Instructions for the task
Set down each record below precisely, skipping the pictures.
---------- Record excerpts
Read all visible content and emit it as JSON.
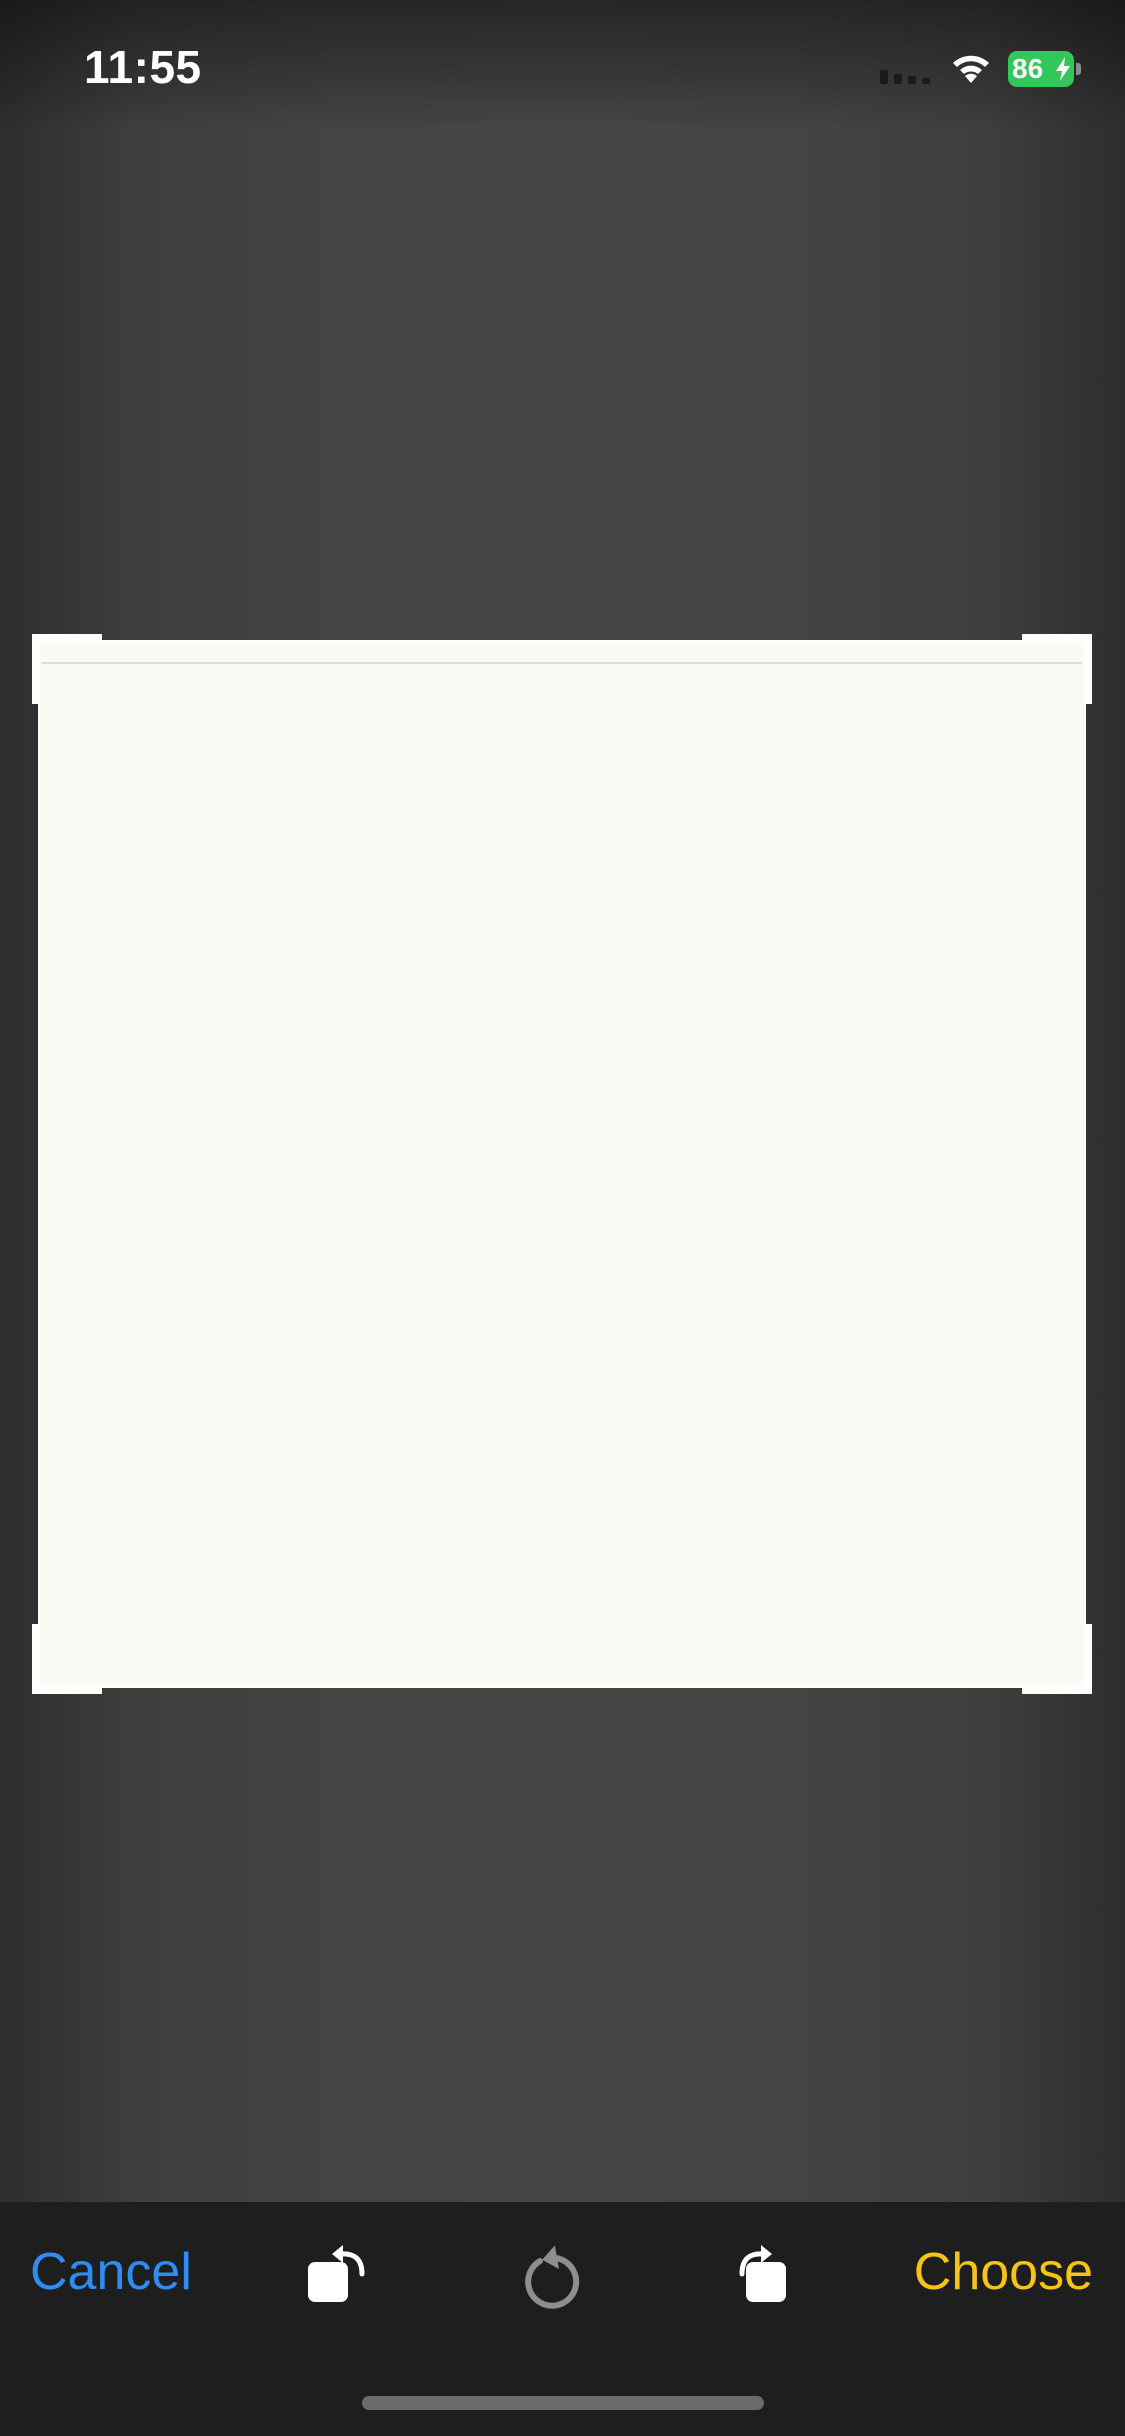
{
  "status_bar": {
    "time": "11:55",
    "battery_percent": "86",
    "battery_color": "#32c759",
    "icons": [
      "signal-icon",
      "wifi-icon",
      "battery-icon",
      "bolt-icon"
    ]
  },
  "crop": {
    "image_background": "#fbfbf5",
    "frame_color": "#ffffff"
  },
  "toolbar": {
    "cancel_label": "Cancel",
    "choose_label": "Choose",
    "cancel_color": "#2f8cf2",
    "choose_color": "#f6c417",
    "tools": [
      "rotate-left-icon",
      "reset-rotation-icon",
      "rotate-right-icon"
    ]
  }
}
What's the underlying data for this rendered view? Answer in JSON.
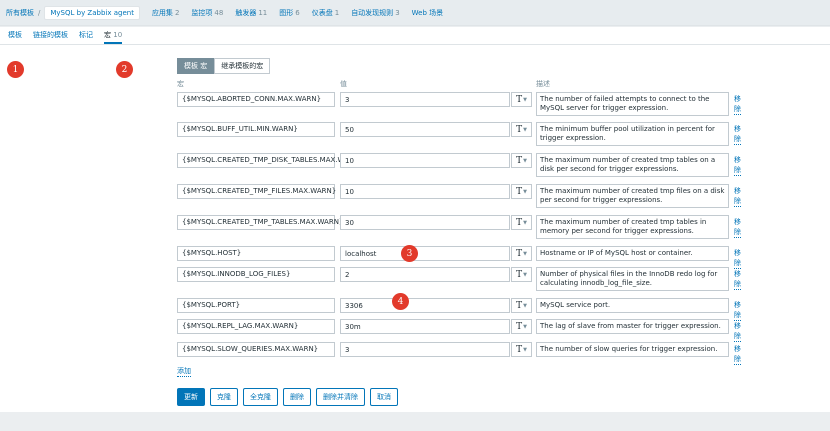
{
  "breadcrumb": {
    "all_templates": "所有模板",
    "separator": "/",
    "current": "MySQL by Zabbix agent"
  },
  "topnav": [
    {
      "label": "应用集",
      "count": "2"
    },
    {
      "label": "监控项",
      "count": "48"
    },
    {
      "label": "触发器",
      "count": "11"
    },
    {
      "label": "图形",
      "count": "6"
    },
    {
      "label": "仪表盘",
      "count": "1"
    },
    {
      "label": "自动发现规则",
      "count": "3"
    },
    {
      "label": "Web 场景",
      "count": ""
    }
  ],
  "tabs": [
    {
      "label": "模板",
      "count": ""
    },
    {
      "label": "链接的模板",
      "count": ""
    },
    {
      "label": "标记",
      "count": ""
    },
    {
      "label": "宏",
      "count": "10"
    }
  ],
  "annotations": [
    "1",
    "2",
    "3",
    "4"
  ],
  "subtabs": {
    "template_macros": "模板 宏",
    "inherited_macros": "继承模板的宏"
  },
  "columns": {
    "macro": "宏",
    "value": "值",
    "description": "描述"
  },
  "macros": [
    {
      "macro": "{$MYSQL.ABORTED_CONN.MAX.WARN}",
      "value": "3",
      "description": "The number of failed attempts to connect to the MySQL server for trigger expression."
    },
    {
      "macro": "{$MYSQL.BUFF_UTIL.MIN.WARN}",
      "value": "50",
      "description": "The minimum buffer pool utilization in percent for trigger expression."
    },
    {
      "macro": "{$MYSQL.CREATED_TMP_DISK_TABLES.MAX.WARN}",
      "value": "10",
      "description": "The maximum number of created tmp tables on a disk per second for trigger expressions."
    },
    {
      "macro": "{$MYSQL.CREATED_TMP_FILES.MAX.WARN}",
      "value": "10",
      "description": "The maximum number of created tmp files on a disk per second for trigger expressions."
    },
    {
      "macro": "{$MYSQL.CREATED_TMP_TABLES.MAX.WARN}",
      "value": "30",
      "description": "The maximum number of created tmp tables in memory per second for trigger expressions."
    },
    {
      "macro": "{$MYSQL.HOST}",
      "value": "localhost",
      "description": "Hostname or IP of MySQL host or container."
    },
    {
      "macro": "{$MYSQL.INNODB_LOG_FILES}",
      "value": "2",
      "description": "Number of physical files in the InnoDB redo log for calculating innodb_log_file_size."
    },
    {
      "macro": "{$MYSQL.PORT}",
      "value": "3306",
      "description": "MySQL service port."
    },
    {
      "macro": "{$MYSQL.REPL_LAG.MAX.WARN}",
      "value": "30m",
      "description": "The lag of slave from master for trigger expression."
    },
    {
      "macro": "{$MYSQL.SLOW_QUERIES.MAX.WARN}",
      "value": "3",
      "description": "The number of slow queries for trigger expression."
    }
  ],
  "type_icon": "T",
  "remove_label": "移除",
  "add_label": "添加",
  "buttons": {
    "update": "更新",
    "clone": "克隆",
    "full_clone": "全克隆",
    "delete": "删除",
    "delete_and_clear": "删除并清除",
    "cancel": "取消"
  },
  "colors": {
    "accent": "#0275b8",
    "badge": "#e23a2b"
  }
}
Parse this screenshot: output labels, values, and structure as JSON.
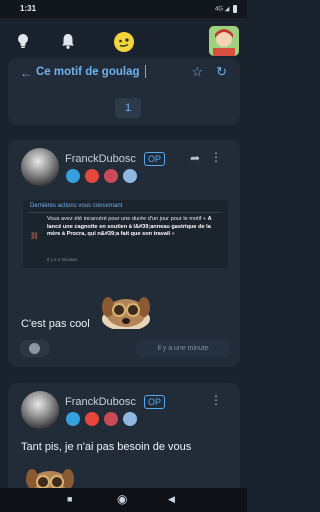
{
  "status_bar": {
    "time": "1:31",
    "network": "4G",
    "signal": "◢"
  },
  "top_bar": {
    "icons": [
      "lightbulb-icon",
      "bell-icon",
      "smiley-icon"
    ],
    "profile": "profile-avatar"
  },
  "topic_nav": {
    "back_icon": "←",
    "title": "Ce motif de goulag",
    "star_icon": "☆",
    "refresh_icon": "↻",
    "current_page": "1"
  },
  "posts": [
    {
      "author": "FranckDubosc",
      "op": "OP",
      "badges": [
        "star-badge",
        "fire-badge",
        "wheel-badge",
        "portrait-badge"
      ],
      "notice": {
        "header": "Dernières actions vous concernant",
        "text_before": "Vous avez été incarcéré pour une durée d'un jour pour le motif « ",
        "text_bold": "A lancé une cagnotte en soutien à l&#39;anneau gastrique de la mère à Procra, qui n&#39;a fait que son travail",
        "text_after": " »",
        "ago": "Il y a 2 minutes"
      },
      "text": "C'est pas cool",
      "sticker": "dog-with-goggles-sticker",
      "time": "Il y a une minute"
    },
    {
      "author": "FranckDubosc",
      "op": "OP",
      "badges": [
        "star-badge",
        "fire-badge",
        "wheel-badge",
        "portrait-badge"
      ],
      "text": "Tant pis, je n'ai pas besoin de vous",
      "sticker": "dog-with-goggles-sticker"
    }
  ],
  "nav_bar": {
    "square": "■",
    "circle": "◉",
    "back": "◀"
  },
  "colors": {
    "accent": "#6fb2f2",
    "background": "#1a222d",
    "card": "#222c38"
  }
}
--------------------
Answer in full
Read all visible content and emit it as JSON.
{
  "status_bar": {
    "time": "11:55",
    "battery_percent": "86",
    "battery_color": "#32c759",
    "icons": [
      "signal-icon",
      "wifi-icon",
      "battery-icon",
      "bolt-icon"
    ]
  },
  "crop": {
    "image_background": "#fbfbf5",
    "frame_color": "#ffffff"
  },
  "toolbar": {
    "cancel_label": "Cancel",
    "choose_label": "Choose",
    "cancel_color": "#2f8cf2",
    "choose_color": "#f6c417",
    "tools": [
      "rotate-left-icon",
      "reset-rotation-icon",
      "rotate-right-icon"
    ]
  }
}
What's the underlying data for this rendered view? Answer in JSON.
{
  "breadcrumb": {
    "all_templates": "所有模板",
    "separator": "/",
    "current": "MySQL by Zabbix agent"
  },
  "topnav": [
    {
      "label": "应用集",
      "count": "2"
    },
    {
      "label": "监控项",
      "count": "48"
    },
    {
      "label": "触发器",
      "count": "11"
    },
    {
      "label": "图形",
      "count": "6"
    },
    {
      "label": "仪表盘",
      "count": "1"
    },
    {
      "label": "自动发现规则",
      "count": "3"
    },
    {
      "label": "Web 场景",
      "count": ""
    }
  ],
  "tabs": [
    {
      "label": "模板",
      "count": ""
    },
    {
      "label": "链接的模板",
      "count": ""
    },
    {
      "label": "标记",
      "count": ""
    },
    {
      "label": "宏",
      "count": "10"
    }
  ],
  "annotations": [
    "1",
    "2",
    "3",
    "4"
  ],
  "subtabs": {
    "template_macros": "模板 宏",
    "inherited_macros": "继承模板的宏"
  },
  "columns": {
    "macro": "宏",
    "value": "值",
    "description": "描述"
  },
  "macros": [
    {
      "macro": "{$MYSQL.ABORTED_CONN.MAX.WARN}",
      "value": "3",
      "description": "The number of failed attempts to connect to the MySQL server for trigger expression."
    },
    {
      "macro": "{$MYSQL.BUFF_UTIL.MIN.WARN}",
      "value": "50",
      "description": "The minimum buffer pool utilization in percent for trigger expression."
    },
    {
      "macro": "{$MYSQL.CREATED_TMP_DISK_TABLES.MAX.WARN}",
      "value": "10",
      "description": "The maximum number of created tmp tables on a disk per second for trigger expressions."
    },
    {
      "macro": "{$MYSQL.CREATED_TMP_FILES.MAX.WARN}",
      "value": "10",
      "description": "The maximum number of created tmp files on a disk per second for trigger expressions."
    },
    {
      "macro": "{$MYSQL.CREATED_TMP_TABLES.MAX.WARN}",
      "value": "30",
      "description": "The maximum number of created tmp tables in memory per second for trigger expressions."
    },
    {
      "macro": "{$MYSQL.HOST}",
      "value": "localhost",
      "description": "Hostname or IP of MySQL host or container."
    },
    {
      "macro": "{$MYSQL.INNODB_LOG_FILES}",
      "value": "2",
      "description": "Number of physical files in the InnoDB redo log for calculating innodb_log_file_size."
    },
    {
      "macro": "{$MYSQL.PORT}",
      "value": "3306",
      "description": "MySQL service port."
    },
    {
      "macro": "{$MYSQL.REPL_LAG.MAX.WARN}",
      "value": "30m",
      "description": "The lag of slave from master for trigger expression."
    },
    {
      "macro": "{$MYSQL.SLOW_QUERIES.MAX.WARN}",
      "value": "3",
      "description": "The number of slow queries for trigger expression."
    }
  ],
  "type_icon": "T",
  "remove_label": "移除",
  "add_label": "添加",
  "buttons": {
    "update": "更新",
    "clone": "克隆",
    "full_clone": "全克隆",
    "delete": "删除",
    "delete_and_clear": "删除并清除",
    "cancel": "取消"
  },
  "colors": {
    "accent": "#0275b8",
    "badge": "#e23a2b"
  }
}
Parse this screenshot: output labels, values, and structure as JSON.
{
  "status_bar": {
    "time": "1:31",
    "network": "4G",
    "signal": "◢"
  },
  "top_bar": {
    "icons": [
      "lightbulb-icon",
      "bell-icon",
      "smiley-icon"
    ],
    "profile": "profile-avatar"
  },
  "topic_nav": {
    "back_icon": "←",
    "title": "Ce motif de goulag",
    "star_icon": "☆",
    "refresh_icon": "↻",
    "current_page": "1"
  },
  "posts": [
    {
      "author": "FranckDubosc",
      "op": "OP",
      "badges": [
        "star-badge",
        "fire-badge",
        "wheel-badge",
        "portrait-badge"
      ],
      "notice": {
        "header": "Dernières actions vous concernant",
        "text_before": "Vous avez été incarcéré pour une durée d'un jour pour le motif « ",
        "text_bold": "A lancé une cagnotte en soutien à l&#39;anneau gastrique de la mère à Procra, qui n&#39;a fait que son travail",
        "text_after": " »",
        "ago": "Il y a 2 minutes"
      },
      "text": "C'est pas cool",
      "sticker": "dog-with-goggles-sticker",
      "time": "Il y a une minute"
    },
    {
      "author": "FranckDubosc",
      "op": "OP",
      "badges": [
        "star-badge",
        "fire-badge",
        "wheel-badge",
        "portrait-badge"
      ],
      "text": "Tant pis, je n'ai pas besoin de vous",
      "sticker": "dog-with-goggles-sticker"
    }
  ],
  "nav_bar": {
    "square": "■",
    "circle": "◉",
    "back": "◀"
  },
  "colors": {
    "accent": "#6fb2f2",
    "background": "#1a222d",
    "card": "#222c38"
  }
}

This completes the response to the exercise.